§ **TASK DETAILS**
Copy out each line of the data that holds the word "xlabel".

Dataset rows about figures:
— Start —
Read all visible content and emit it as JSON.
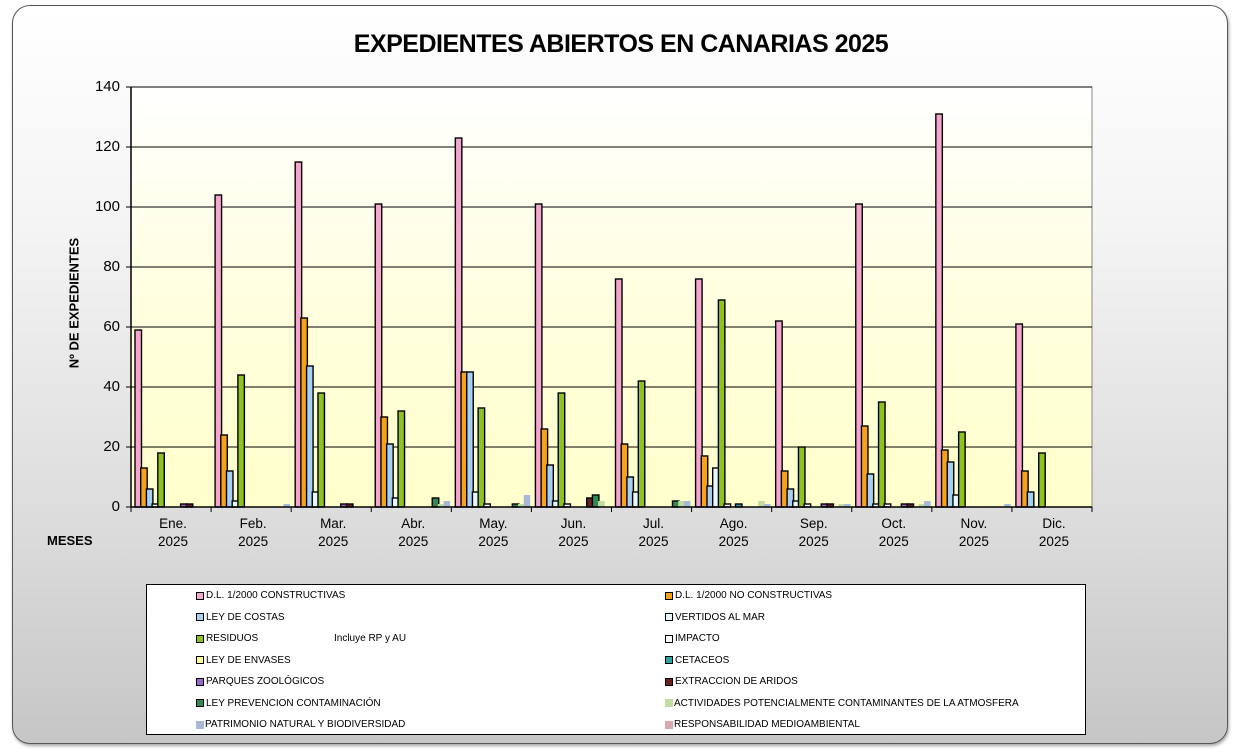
{
  "chart_data": {
    "type": "bar",
    "title": "EXPEDIENTES ABIERTOS EN CANARIAS 2025",
    "xlabel": "MESES",
    "ylabel": "Nº DE EXPEDIENTES",
    "ylim": [
      0,
      140
    ],
    "yticks": [
      0,
      20,
      40,
      60,
      80,
      100,
      120,
      140
    ],
    "grid": true,
    "legend_position": "bottom",
    "legend_note": "Incluye RP y AU",
    "categories": [
      {
        "line1": "Ene.",
        "line2": "2025"
      },
      {
        "line1": "Feb.",
        "line2": "2025"
      },
      {
        "line1": "Mar.",
        "line2": "2025"
      },
      {
        "line1": "Abr.",
        "line2": "2025"
      },
      {
        "line1": "May.",
        "line2": "2025"
      },
      {
        "line1": "Jun.",
        "line2": "2025"
      },
      {
        "line1": "Jul.",
        "line2": "2025"
      },
      {
        "line1": "Ago.",
        "line2": "2025"
      },
      {
        "line1": "Sep.",
        "line2": "2025"
      },
      {
        "line1": "Oct.",
        "line2": "2025"
      },
      {
        "line1": "Nov.",
        "line2": "2025"
      },
      {
        "line1": "Dic.",
        "line2": "2025"
      }
    ],
    "series": [
      {
        "name": "D.L. 1/2000 CONSTRUCTIVAS",
        "color": "#f4a6cf",
        "bordered": true,
        "values": [
          59,
          104,
          115,
          101,
          123,
          101,
          76,
          76,
          62,
          101,
          131,
          61
        ]
      },
      {
        "name": "D.L. 1/2000 NO CONSTRUCTIVAS",
        "color": "#f7a21b",
        "bordered": true,
        "values": [
          13,
          24,
          63,
          30,
          45,
          26,
          21,
          17,
          12,
          27,
          19,
          12
        ]
      },
      {
        "name": "LEY DE COSTAS",
        "color": "#a8d0f0",
        "bordered": true,
        "values": [
          6,
          12,
          47,
          21,
          45,
          14,
          10,
          7,
          6,
          11,
          15,
          5
        ]
      },
      {
        "name": "VERTIDOS AL MAR",
        "color": "#e8f8ff",
        "bordered": true,
        "values": [
          1,
          2,
          5,
          3,
          5,
          2,
          5,
          13,
          2,
          1,
          4,
          0
        ]
      },
      {
        "name": "RESIDUOS",
        "color": "#8dc21f",
        "bordered": true,
        "values": [
          18,
          44,
          38,
          32,
          33,
          38,
          42,
          69,
          20,
          35,
          25,
          18
        ]
      },
      {
        "name": "IMPACTO",
        "color": "#ffffff",
        "bordered": true,
        "values": [
          0,
          0,
          0,
          0,
          1,
          1,
          0,
          1,
          1,
          1,
          0,
          0
        ]
      },
      {
        "name": "LEY DE ENVASES",
        "color": "#ffff99",
        "bordered": true,
        "values": [
          0,
          0,
          0,
          0,
          0,
          0,
          0,
          0,
          0,
          0,
          0,
          0
        ]
      },
      {
        "name": "CETACEOS",
        "color": "#33a0a0",
        "bordered": true,
        "values": [
          0,
          0,
          0,
          0,
          0,
          0,
          0,
          1,
          0,
          0,
          0,
          0
        ]
      },
      {
        "name": "PARQUES ZOOLÓGICOS",
        "color": "#9966cc",
        "bordered": true,
        "values": [
          1,
          0,
          1,
          0,
          0,
          0,
          0,
          0,
          1,
          1,
          0,
          0
        ]
      },
      {
        "name": "EXTRACCION DE ARIDOS",
        "color": "#6b2020",
        "bordered": true,
        "values": [
          1,
          0,
          1,
          0,
          0,
          3,
          0,
          0,
          1,
          1,
          0,
          0
        ]
      },
      {
        "name": "LEY PREVENCION CONTAMINACIÓN",
        "color": "#2e8b57",
        "bordered": true,
        "values": [
          0,
          0,
          0,
          3,
          1,
          4,
          2,
          0,
          0,
          0,
          0,
          0
        ]
      },
      {
        "name": "ACTIVIDADES POTENCIALMENTE CONTAMINANTES DE LA ATMOSFERA",
        "color": "#c3dba0",
        "bordered": false,
        "values": [
          0,
          0,
          0,
          1,
          1,
          2,
          2,
          2,
          1,
          1,
          0,
          0
        ]
      },
      {
        "name": "PATRIMONIO NATURAL Y BIODIVERSIDAD",
        "color": "#aab8d8",
        "bordered": false,
        "values": [
          0,
          1,
          0,
          2,
          4,
          0,
          2,
          1,
          1,
          2,
          1,
          0
        ]
      },
      {
        "name": "RESPONSABILIDAD MEDIOAMBIENTAL",
        "color": "#d8a8b0",
        "bordered": false,
        "values": [
          0,
          0,
          0,
          0,
          0,
          0,
          0,
          0,
          0,
          0,
          0,
          0
        ]
      }
    ]
  },
  "legend": {
    "left_column": [
      0,
      2,
      4,
      6,
      8,
      10,
      12
    ],
    "right_column": [
      1,
      3,
      5,
      7,
      9,
      11,
      13
    ]
  },
  "colors": {
    "plot_background_top": "#ffffff",
    "plot_background_bottom": "#ffffcc",
    "gridline": "#000000"
  }
}
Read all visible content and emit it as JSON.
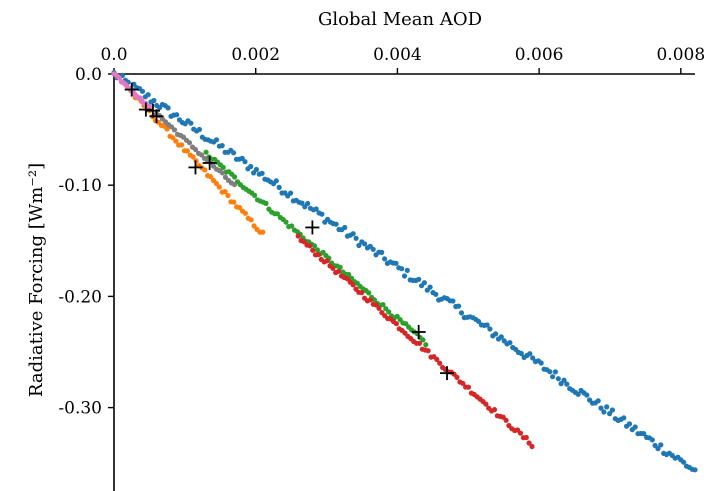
{
  "chart_data": {
    "type": "scatter",
    "title": "",
    "xlabel": "Global Mean AOD",
    "ylabel": "Radiative Forcing [Wm⁻²]",
    "x_axis_position": "top",
    "xlim": [
      0.0,
      0.0082
    ],
    "ylim": [
      -0.375,
      0.0
    ],
    "x_ticks": [
      {
        "value": 0.0,
        "label": "0.0"
      },
      {
        "value": 0.002,
        "label": "0.002"
      },
      {
        "value": 0.004,
        "label": "0.004"
      },
      {
        "value": 0.006,
        "label": "0.006"
      },
      {
        "value": 0.008,
        "label": "0.008"
      }
    ],
    "y_ticks": [
      {
        "value": 0.0,
        "label": "0.0"
      },
      {
        "value": -0.1,
        "label": "-0.10"
      },
      {
        "value": -0.2,
        "label": "-0.20"
      },
      {
        "value": -0.3,
        "label": "-0.30"
      }
    ],
    "grid": false,
    "legend": "none",
    "series": [
      {
        "color": "#1f77b4",
        "x_range": [
          0.0,
          0.0082
        ],
        "slope": -43.5,
        "noise": 0.004
      },
      {
        "color": "#ff7f0e",
        "x_range": [
          0.0003,
          0.0021
        ],
        "slope": -68.5,
        "noise": 0.002
      },
      {
        "color": "#2ca02c",
        "x_range": [
          0.0013,
          0.0044
        ],
        "slope": -55.0,
        "noise": 0.002
      },
      {
        "color": "#d62728",
        "x_range": [
          0.0026,
          0.0059
        ],
        "slope": -56.5,
        "noise": 0.002
      },
      {
        "color": "#7f7f7f",
        "x_range": [
          0.0006,
          0.0017
        ],
        "slope": -59.0,
        "noise": 0.0015
      },
      {
        "color": "#e377c2",
        "x_range": [
          0.0,
          0.0005
        ],
        "slope": -60.0,
        "noise": 0.001
      }
    ],
    "markers": {
      "symbol": "+",
      "color": "#000000",
      "points": [
        [
          0.00025,
          -0.014
        ],
        [
          0.00045,
          -0.032
        ],
        [
          0.00055,
          -0.033
        ],
        [
          0.0006,
          -0.038
        ],
        [
          0.00115,
          -0.084
        ],
        [
          0.00135,
          -0.08
        ],
        [
          0.0028,
          -0.138
        ],
        [
          0.0043,
          -0.232
        ],
        [
          0.0047,
          -0.269
        ]
      ]
    }
  }
}
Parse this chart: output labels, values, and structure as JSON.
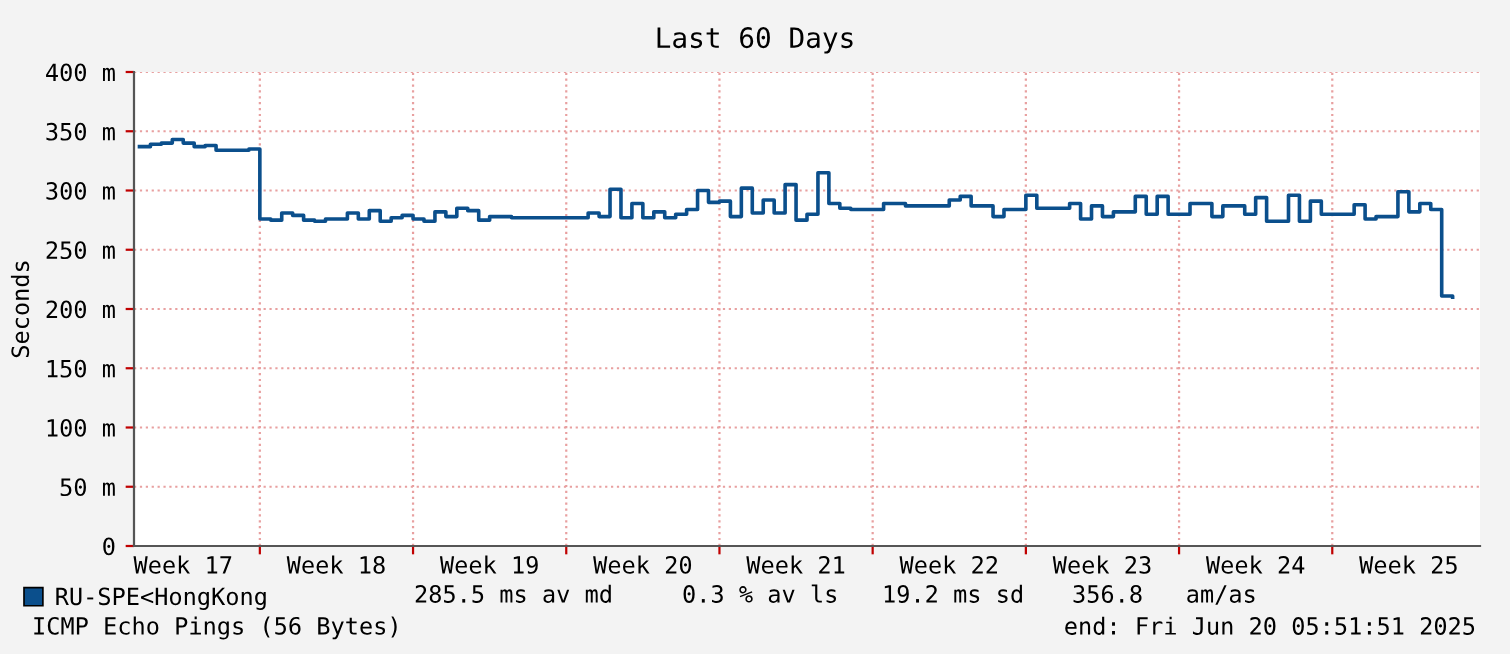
{
  "chart_data": {
    "type": "step",
    "title": "Last 60 Days",
    "ylabel": "Seconds",
    "categories": [
      null,
      null,
      null,
      null,
      "Week 17",
      null,
      null,
      null,
      null,
      null,
      null,
      null,
      null,
      null,
      null,
      null,
      null,
      null,
      "Week 18",
      null,
      null,
      null,
      null,
      null,
      null,
      null,
      null,
      null,
      null,
      null,
      null,
      null,
      "Week 19",
      null,
      null,
      null,
      null,
      null,
      null,
      null,
      null,
      null,
      null,
      null,
      null,
      null,
      "Week 20",
      null,
      null,
      null,
      null,
      null,
      null,
      null,
      null,
      null,
      null,
      null,
      null,
      null,
      "Week 21",
      null,
      null,
      null,
      null,
      null,
      null,
      null,
      null,
      null,
      null,
      null,
      null,
      null,
      "Week 22",
      null,
      null,
      null,
      null,
      null,
      null,
      null,
      null,
      null,
      null,
      null,
      null,
      null,
      "Week 23",
      null,
      null,
      null,
      null,
      null,
      null,
      null,
      null,
      null,
      null,
      null,
      null,
      null,
      "Week 24",
      null,
      null,
      null,
      null,
      null,
      null,
      null,
      null,
      null,
      null,
      null,
      null,
      null,
      "Week 25",
      null,
      null,
      null,
      null,
      null,
      null
    ],
    "series": [
      {
        "name": "RU-SPE<HongKong",
        "color": "#0b4f8c",
        "values": [
          337,
          339,
          340,
          343,
          340,
          337,
          338,
          334,
          334,
          334,
          335,
          276,
          275,
          281,
          279,
          275,
          274,
          276,
          276,
          281,
          276,
          283,
          274,
          277,
          279,
          276,
          274,
          282,
          278,
          285,
          283,
          275,
          278,
          278,
          277,
          277,
          277,
          277,
          277,
          277,
          277,
          281,
          278,
          301,
          277,
          289,
          277,
          282,
          277,
          280,
          284,
          300,
          290,
          291,
          278,
          302,
          281,
          292,
          281,
          305,
          275,
          280,
          315,
          289,
          285,
          284,
          284,
          284,
          289,
          289,
          287,
          287,
          287,
          287,
          292,
          295,
          287,
          287,
          278,
          284,
          284,
          296,
          285,
          285,
          285,
          289,
          276,
          287,
          278,
          282,
          282,
          295,
          280,
          295,
          280,
          280,
          289,
          289,
          278,
          287,
          287,
          280,
          294,
          274,
          274,
          296,
          274,
          291,
          280,
          280,
          280,
          288,
          276,
          278,
          278,
          299,
          282,
          289,
          284,
          211,
          210,
          null,
          null
        ]
      }
    ],
    "ylim": [
      0,
      400
    ],
    "yticks": [
      0,
      {
        "value": 50,
        "label": "50 m"
      },
      {
        "value": 100,
        "label": "100 m"
      },
      {
        "value": 150,
        "label": "150 m"
      },
      {
        "value": 200,
        "label": "200 m"
      },
      {
        "value": 250,
        "label": "250 m"
      },
      {
        "value": 300,
        "label": "300 m"
      },
      {
        "value": 350,
        "label": "350 m"
      },
      {
        "value": 400,
        "label": "400 m"
      }
    ],
    "grid": true,
    "legend": "bottom left",
    "marker": "none",
    "line_style": "solid",
    "annotations": [
      "285.5 ms av md",
      "0.3 % av ls",
      "19.2 ms sd",
      "356.8   am/as",
      "ICMP Echo Pings (56 Bytes)",
      "end: Fri Jun 20 05:51:51 2025"
    ]
  }
}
— End —
§ **REPLY**
    "xlabel": "MESES",
    "xlabel": "Global Mean AOD",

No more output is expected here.